▶ _Problem statement_
Once you have read the records below, print them again exactly as they stand.

(Items from a data source)
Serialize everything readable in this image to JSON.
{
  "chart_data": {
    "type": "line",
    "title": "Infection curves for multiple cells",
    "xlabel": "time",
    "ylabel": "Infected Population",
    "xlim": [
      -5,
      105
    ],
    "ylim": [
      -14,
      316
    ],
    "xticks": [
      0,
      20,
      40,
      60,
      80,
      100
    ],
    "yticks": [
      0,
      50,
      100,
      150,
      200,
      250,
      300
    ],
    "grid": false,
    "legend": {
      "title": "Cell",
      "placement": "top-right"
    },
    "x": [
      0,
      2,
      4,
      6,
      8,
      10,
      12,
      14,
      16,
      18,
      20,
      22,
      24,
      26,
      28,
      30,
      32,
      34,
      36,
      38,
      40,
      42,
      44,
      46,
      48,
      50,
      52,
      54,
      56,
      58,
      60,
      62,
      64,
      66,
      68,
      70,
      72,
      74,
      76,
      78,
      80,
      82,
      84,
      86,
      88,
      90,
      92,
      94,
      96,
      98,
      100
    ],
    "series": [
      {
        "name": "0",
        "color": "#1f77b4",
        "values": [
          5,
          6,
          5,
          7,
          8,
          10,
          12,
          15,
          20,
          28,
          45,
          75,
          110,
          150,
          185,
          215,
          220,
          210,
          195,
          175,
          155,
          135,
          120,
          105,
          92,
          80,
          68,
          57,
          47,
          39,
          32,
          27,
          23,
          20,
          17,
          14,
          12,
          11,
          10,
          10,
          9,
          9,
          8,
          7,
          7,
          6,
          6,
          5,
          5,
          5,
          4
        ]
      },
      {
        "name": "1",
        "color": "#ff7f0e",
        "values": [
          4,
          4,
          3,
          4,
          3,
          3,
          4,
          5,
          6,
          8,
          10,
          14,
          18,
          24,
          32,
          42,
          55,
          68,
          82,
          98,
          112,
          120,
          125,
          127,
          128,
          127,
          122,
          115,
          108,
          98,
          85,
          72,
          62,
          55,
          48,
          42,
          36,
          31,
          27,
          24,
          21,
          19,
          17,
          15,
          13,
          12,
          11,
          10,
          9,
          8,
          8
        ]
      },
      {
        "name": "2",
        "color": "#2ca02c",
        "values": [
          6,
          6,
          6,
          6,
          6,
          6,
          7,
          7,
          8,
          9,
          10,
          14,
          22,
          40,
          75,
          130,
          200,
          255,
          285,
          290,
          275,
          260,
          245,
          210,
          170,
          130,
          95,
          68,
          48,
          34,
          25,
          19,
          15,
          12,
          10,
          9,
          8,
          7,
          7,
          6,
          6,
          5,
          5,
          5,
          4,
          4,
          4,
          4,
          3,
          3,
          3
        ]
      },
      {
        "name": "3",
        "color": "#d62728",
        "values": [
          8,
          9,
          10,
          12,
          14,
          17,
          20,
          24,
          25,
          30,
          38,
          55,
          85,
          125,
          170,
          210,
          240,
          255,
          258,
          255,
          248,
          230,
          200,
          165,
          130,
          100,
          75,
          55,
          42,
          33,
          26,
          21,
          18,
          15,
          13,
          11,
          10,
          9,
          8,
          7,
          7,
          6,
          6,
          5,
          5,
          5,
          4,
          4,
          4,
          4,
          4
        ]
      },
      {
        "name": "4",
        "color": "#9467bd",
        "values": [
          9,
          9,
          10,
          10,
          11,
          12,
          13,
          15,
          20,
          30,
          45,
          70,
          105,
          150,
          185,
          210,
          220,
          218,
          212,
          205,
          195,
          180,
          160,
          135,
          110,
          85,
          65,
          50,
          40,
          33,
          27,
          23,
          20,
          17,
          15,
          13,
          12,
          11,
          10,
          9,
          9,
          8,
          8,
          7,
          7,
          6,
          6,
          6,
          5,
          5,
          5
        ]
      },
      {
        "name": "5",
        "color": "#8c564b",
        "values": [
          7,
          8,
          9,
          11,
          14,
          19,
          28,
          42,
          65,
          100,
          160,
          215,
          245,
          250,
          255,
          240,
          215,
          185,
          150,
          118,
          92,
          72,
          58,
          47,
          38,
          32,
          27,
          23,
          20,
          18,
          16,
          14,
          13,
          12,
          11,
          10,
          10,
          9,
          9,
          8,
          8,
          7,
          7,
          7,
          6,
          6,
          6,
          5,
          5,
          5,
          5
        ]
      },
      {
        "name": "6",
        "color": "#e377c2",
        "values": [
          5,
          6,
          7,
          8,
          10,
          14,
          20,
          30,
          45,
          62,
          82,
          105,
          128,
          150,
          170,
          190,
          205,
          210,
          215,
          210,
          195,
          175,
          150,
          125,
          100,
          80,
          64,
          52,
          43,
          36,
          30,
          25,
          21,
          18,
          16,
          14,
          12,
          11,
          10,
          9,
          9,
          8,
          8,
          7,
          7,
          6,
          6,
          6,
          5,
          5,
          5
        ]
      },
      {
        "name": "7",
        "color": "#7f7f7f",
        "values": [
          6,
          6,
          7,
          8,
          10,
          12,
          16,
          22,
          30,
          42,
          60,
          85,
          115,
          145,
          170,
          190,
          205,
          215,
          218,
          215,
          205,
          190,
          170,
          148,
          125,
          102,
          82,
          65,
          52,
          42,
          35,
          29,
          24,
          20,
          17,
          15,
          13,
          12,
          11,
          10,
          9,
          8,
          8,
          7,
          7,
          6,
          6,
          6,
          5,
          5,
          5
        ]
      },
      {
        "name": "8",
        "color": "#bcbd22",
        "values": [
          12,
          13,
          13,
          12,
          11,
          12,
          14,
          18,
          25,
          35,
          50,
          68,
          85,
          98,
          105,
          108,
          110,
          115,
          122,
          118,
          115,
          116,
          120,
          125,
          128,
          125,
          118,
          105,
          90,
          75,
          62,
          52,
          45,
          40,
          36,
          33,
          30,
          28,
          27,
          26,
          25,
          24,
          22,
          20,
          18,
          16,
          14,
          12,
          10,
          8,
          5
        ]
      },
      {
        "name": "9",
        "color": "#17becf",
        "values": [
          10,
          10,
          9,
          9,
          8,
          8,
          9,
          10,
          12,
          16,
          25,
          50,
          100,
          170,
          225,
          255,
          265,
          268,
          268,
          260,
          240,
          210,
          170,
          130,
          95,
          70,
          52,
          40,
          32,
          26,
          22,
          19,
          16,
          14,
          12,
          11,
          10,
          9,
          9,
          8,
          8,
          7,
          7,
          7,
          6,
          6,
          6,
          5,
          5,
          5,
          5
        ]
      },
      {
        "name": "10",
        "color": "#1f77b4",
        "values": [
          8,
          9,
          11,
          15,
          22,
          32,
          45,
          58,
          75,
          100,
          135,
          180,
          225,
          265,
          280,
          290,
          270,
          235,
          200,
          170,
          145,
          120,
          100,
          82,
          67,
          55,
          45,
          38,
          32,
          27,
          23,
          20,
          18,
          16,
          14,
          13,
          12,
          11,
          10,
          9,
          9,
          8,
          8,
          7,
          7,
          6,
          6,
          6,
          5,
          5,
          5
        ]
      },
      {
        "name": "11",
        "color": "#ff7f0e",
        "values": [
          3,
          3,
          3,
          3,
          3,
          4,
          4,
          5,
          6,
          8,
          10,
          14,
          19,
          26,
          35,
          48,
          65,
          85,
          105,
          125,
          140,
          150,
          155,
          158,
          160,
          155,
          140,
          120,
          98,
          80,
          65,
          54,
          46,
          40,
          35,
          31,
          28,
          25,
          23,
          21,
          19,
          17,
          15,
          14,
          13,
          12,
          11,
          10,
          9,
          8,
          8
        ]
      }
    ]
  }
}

▶ _Answer section_
Serialize everything readable in this image to JSON.
{
  "chart_data": {
    "type": "line",
    "title": "Infection curves for multiple cells",
    "xlabel": "time",
    "ylabel": "Infected Population",
    "xlim": [
      -5,
      105
    ],
    "ylim": [
      -14,
      316
    ],
    "xticks": [
      0,
      20,
      40,
      60,
      80,
      100
    ],
    "yticks": [
      0,
      50,
      100,
      150,
      200,
      250,
      300
    ],
    "grid": false,
    "legend": {
      "title": "Cell",
      "placement": "top-right"
    },
    "x": [
      0,
      2,
      4,
      6,
      8,
      10,
      12,
      14,
      16,
      18,
      20,
      22,
      24,
      26,
      28,
      30,
      32,
      34,
      36,
      38,
      40,
      42,
      44,
      46,
      48,
      50,
      52,
      54,
      56,
      58,
      60,
      62,
      64,
      66,
      68,
      70,
      72,
      74,
      76,
      78,
      80,
      82,
      84,
      86,
      88,
      90,
      92,
      94,
      96,
      98,
      100
    ],
    "series": [
      {
        "name": "0",
        "color": "#1f77b4",
        "values": [
          5,
          6,
          5,
          7,
          8,
          10,
          12,
          15,
          20,
          28,
          45,
          75,
          110,
          150,
          185,
          215,
          220,
          210,
          195,
          175,
          155,
          135,
          120,
          105,
          92,
          80,
          68,
          57,
          47,
          39,
          32,
          27,
          23,
          20,
          17,
          14,
          12,
          11,
          10,
          10,
          9,
          9,
          8,
          7,
          7,
          6,
          6,
          5,
          5,
          5,
          4
        ]
      },
      {
        "name": "1",
        "color": "#ff7f0e",
        "values": [
          4,
          4,
          3,
          4,
          3,
          3,
          4,
          5,
          6,
          8,
          10,
          14,
          18,
          24,
          32,
          42,
          55,
          68,
          82,
          98,
          112,
          120,
          125,
          127,
          128,
          127,
          122,
          115,
          108,
          98,
          85,
          72,
          62,
          55,
          48,
          42,
          36,
          31,
          27,
          24,
          21,
          19,
          17,
          15,
          13,
          12,
          11,
          10,
          9,
          8,
          8
        ]
      },
      {
        "name": "2",
        "color": "#2ca02c",
        "values": [
          6,
          6,
          6,
          6,
          6,
          6,
          7,
          7,
          8,
          9,
          10,
          14,
          22,
          40,
          75,
          130,
          200,
          255,
          285,
          290,
          275,
          260,
          245,
          210,
          170,
          130,
          95,
          68,
          48,
          34,
          25,
          19,
          15,
          12,
          10,
          9,
          8,
          7,
          7,
          6,
          6,
          5,
          5,
          5,
          4,
          4,
          4,
          4,
          3,
          3,
          3
        ]
      },
      {
        "name": "3",
        "color": "#d62728",
        "values": [
          8,
          9,
          10,
          12,
          14,
          17,
          20,
          24,
          25,
          30,
          38,
          55,
          85,
          125,
          170,
          210,
          240,
          255,
          258,
          255,
          248,
          230,
          200,
          165,
          130,
          100,
          75,
          55,
          42,
          33,
          26,
          21,
          18,
          15,
          13,
          11,
          10,
          9,
          8,
          7,
          7,
          6,
          6,
          5,
          5,
          5,
          4,
          4,
          4,
          4,
          4
        ]
      },
      {
        "name": "4",
        "color": "#9467bd",
        "values": [
          9,
          9,
          10,
          10,
          11,
          12,
          13,
          15,
          20,
          30,
          45,
          70,
          105,
          150,
          185,
          210,
          220,
          218,
          212,
          205,
          195,
          180,
          160,
          135,
          110,
          85,
          65,
          50,
          40,
          33,
          27,
          23,
          20,
          17,
          15,
          13,
          12,
          11,
          10,
          9,
          9,
          8,
          8,
          7,
          7,
          6,
          6,
          6,
          5,
          5,
          5
        ]
      },
      {
        "name": "5",
        "color": "#8c564b",
        "values": [
          7,
          8,
          9,
          11,
          14,
          19,
          28,
          42,
          65,
          100,
          160,
          215,
          245,
          250,
          255,
          240,
          215,
          185,
          150,
          118,
          92,
          72,
          58,
          47,
          38,
          32,
          27,
          23,
          20,
          18,
          16,
          14,
          13,
          12,
          11,
          10,
          10,
          9,
          9,
          8,
          8,
          7,
          7,
          7,
          6,
          6,
          6,
          5,
          5,
          5,
          5
        ]
      },
      {
        "name": "6",
        "color": "#e377c2",
        "values": [
          5,
          6,
          7,
          8,
          10,
          14,
          20,
          30,
          45,
          62,
          82,
          105,
          128,
          150,
          170,
          190,
          205,
          210,
          215,
          210,
          195,
          175,
          150,
          125,
          100,
          80,
          64,
          52,
          43,
          36,
          30,
          25,
          21,
          18,
          16,
          14,
          12,
          11,
          10,
          9,
          9,
          8,
          8,
          7,
          7,
          6,
          6,
          6,
          5,
          5,
          5
        ]
      },
      {
        "name": "7",
        "color": "#7f7f7f",
        "values": [
          6,
          6,
          7,
          8,
          10,
          12,
          16,
          22,
          30,
          42,
          60,
          85,
          115,
          145,
          170,
          190,
          205,
          215,
          218,
          215,
          205,
          190,
          170,
          148,
          125,
          102,
          82,
          65,
          52,
          42,
          35,
          29,
          24,
          20,
          17,
          15,
          13,
          12,
          11,
          10,
          9,
          8,
          8,
          7,
          7,
          6,
          6,
          6,
          5,
          5,
          5
        ]
      },
      {
        "name": "8",
        "color": "#bcbd22",
        "values": [
          12,
          13,
          13,
          12,
          11,
          12,
          14,
          18,
          25,
          35,
          50,
          68,
          85,
          98,
          105,
          108,
          110,
          115,
          122,
          118,
          115,
          116,
          120,
          125,
          128,
          125,
          118,
          105,
          90,
          75,
          62,
          52,
          45,
          40,
          36,
          33,
          30,
          28,
          27,
          26,
          25,
          24,
          22,
          20,
          18,
          16,
          14,
          12,
          10,
          8,
          5
        ]
      },
      {
        "name": "9",
        "color": "#17becf",
        "values": [
          10,
          10,
          9,
          9,
          8,
          8,
          9,
          10,
          12,
          16,
          25,
          50,
          100,
          170,
          225,
          255,
          265,
          268,
          268,
          260,
          240,
          210,
          170,
          130,
          95,
          70,
          52,
          40,
          32,
          26,
          22,
          19,
          16,
          14,
          12,
          11,
          10,
          9,
          9,
          8,
          8,
          7,
          7,
          7,
          6,
          6,
          6,
          5,
          5,
          5,
          5
        ]
      },
      {
        "name": "10",
        "color": "#1f77b4",
        "values": [
          8,
          9,
          11,
          15,
          22,
          32,
          45,
          58,
          75,
          100,
          135,
          180,
          225,
          265,
          280,
          290,
          270,
          235,
          200,
          170,
          145,
          120,
          100,
          82,
          67,
          55,
          45,
          38,
          32,
          27,
          23,
          20,
          18,
          16,
          14,
          13,
          12,
          11,
          10,
          9,
          9,
          8,
          8,
          7,
          7,
          6,
          6,
          6,
          5,
          5,
          5
        ]
      },
      {
        "name": "11",
        "color": "#ff7f0e",
        "values": [
          3,
          3,
          3,
          3,
          3,
          4,
          4,
          5,
          6,
          8,
          10,
          14,
          19,
          26,
          35,
          48,
          65,
          85,
          105,
          125,
          140,
          150,
          155,
          158,
          160,
          155,
          140,
          120,
          98,
          80,
          65,
          54,
          46,
          40,
          35,
          31,
          28,
          25,
          23,
          21,
          19,
          17,
          15,
          14,
          13,
          12,
          11,
          10,
          9,
          8,
          8
        ]
      }
    ]
  }
}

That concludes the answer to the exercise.